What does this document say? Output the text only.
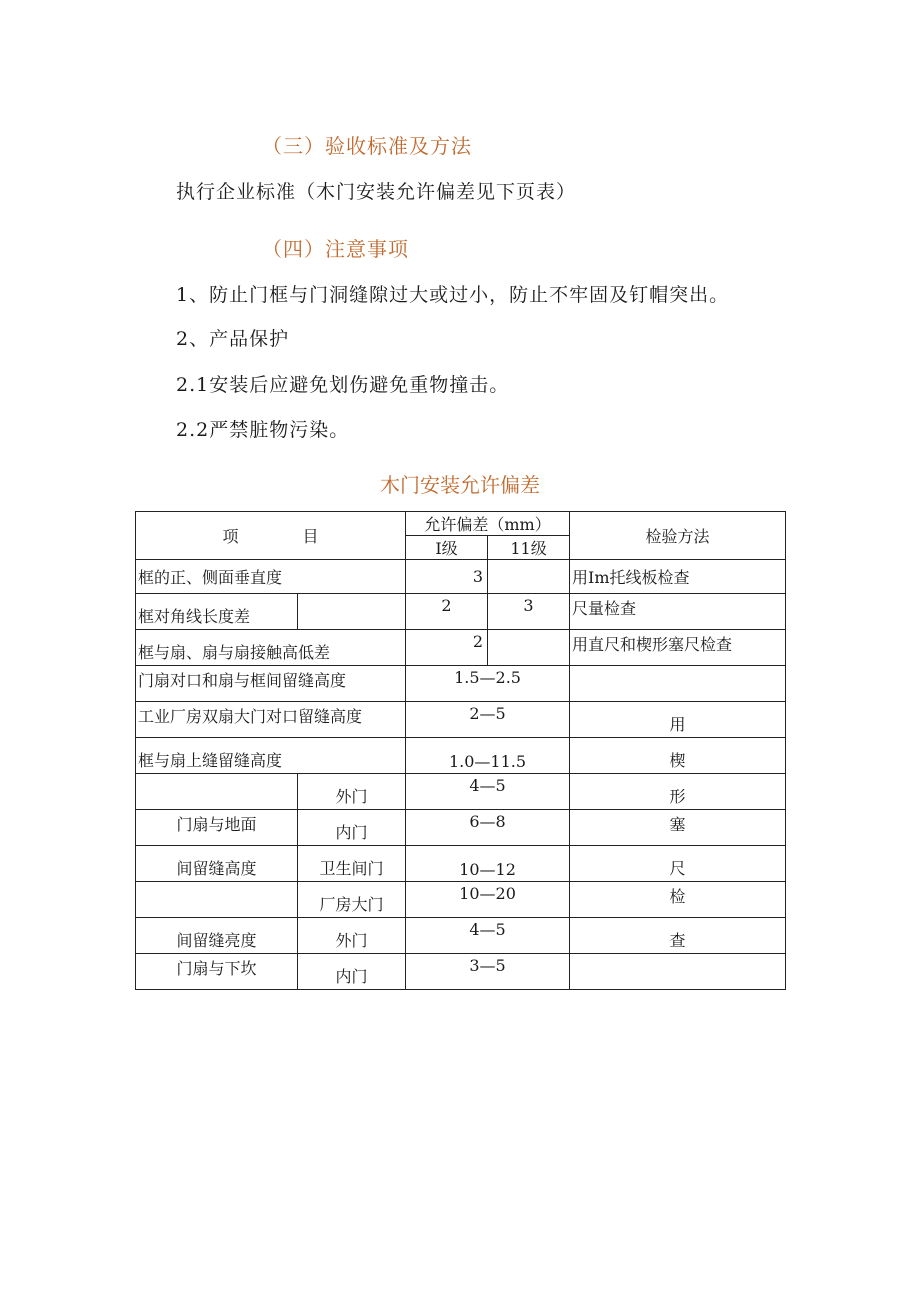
（三）验收标准及方法

执行企业标准（木门安装允许偏差见下页表）

（四）注意事项

1、防止门框与门洞缝隙过大或过小，防止不牢固及钉帽突出。

2、产品保护

2.1安装后应避免划伤避免重物撞击。

2.2严禁脏物污染。

木门安装允许偏差
项　　　　目		允许偏差（mm）		检验方法
		I级	11级	
框的正、侧面垂直度		3		用Im托线板检查
框对角线长度差		2	3	尺量检查
框与扇、扇与扇接触高低差		2		用直尺和楔形塞尺检查
门扇对口和扇与框间留缝高度		1.5—2.5		
工业厂房双扇大门对口留缝高度		2—5		用
框与扇上缝留缝高度		1.0—11.5		楔
	外门	4—5		形
门扇与地面	内门	6—8		塞
间留缝高度	卫生间门	10—12		尺
	厂房大门	10—20		检
间留缝亮度	外门	4—5		查
门扇与下坎	内门	3—5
^^^^
> [What the task requires]:
Copy the entries above faithfully and omit every image.

> [Problem solution]:
What does this document say? Output the text only.
（三）验收标准及方法

执行企业标准（木门安装允许偏差见下页表）

（四）注意事项

1、防止门框与门洞缝隙过大或过小，防止不牢固及钉帽突出。

2、产品保护

2.1安装后应避免划伤避免重物撞击。

2.2严禁脏物污染。

木门安装允许偏差
项　　　　目		允许偏差（mm）		检验方法
		I级	11级	
框的正、侧面垂直度		3		用Im托线板检查
框对角线长度差		2	3	尺量检查
框与扇、扇与扇接触高低差		2		用直尺和楔形塞尺检查
门扇对口和扇与框间留缝高度		1.5—2.5		
工业厂房双扇大门对口留缝高度		2—5		用
框与扇上缝留缝高度		1.0—11.5		楔
	外门	4—5		形
门扇与地面	内门	6—8		塞
间留缝高度	卫生间门	10—12		尺
	厂房大门	10—20		检
间留缝亮度	外门	4—5		查
门扇与下坎	内门	3—5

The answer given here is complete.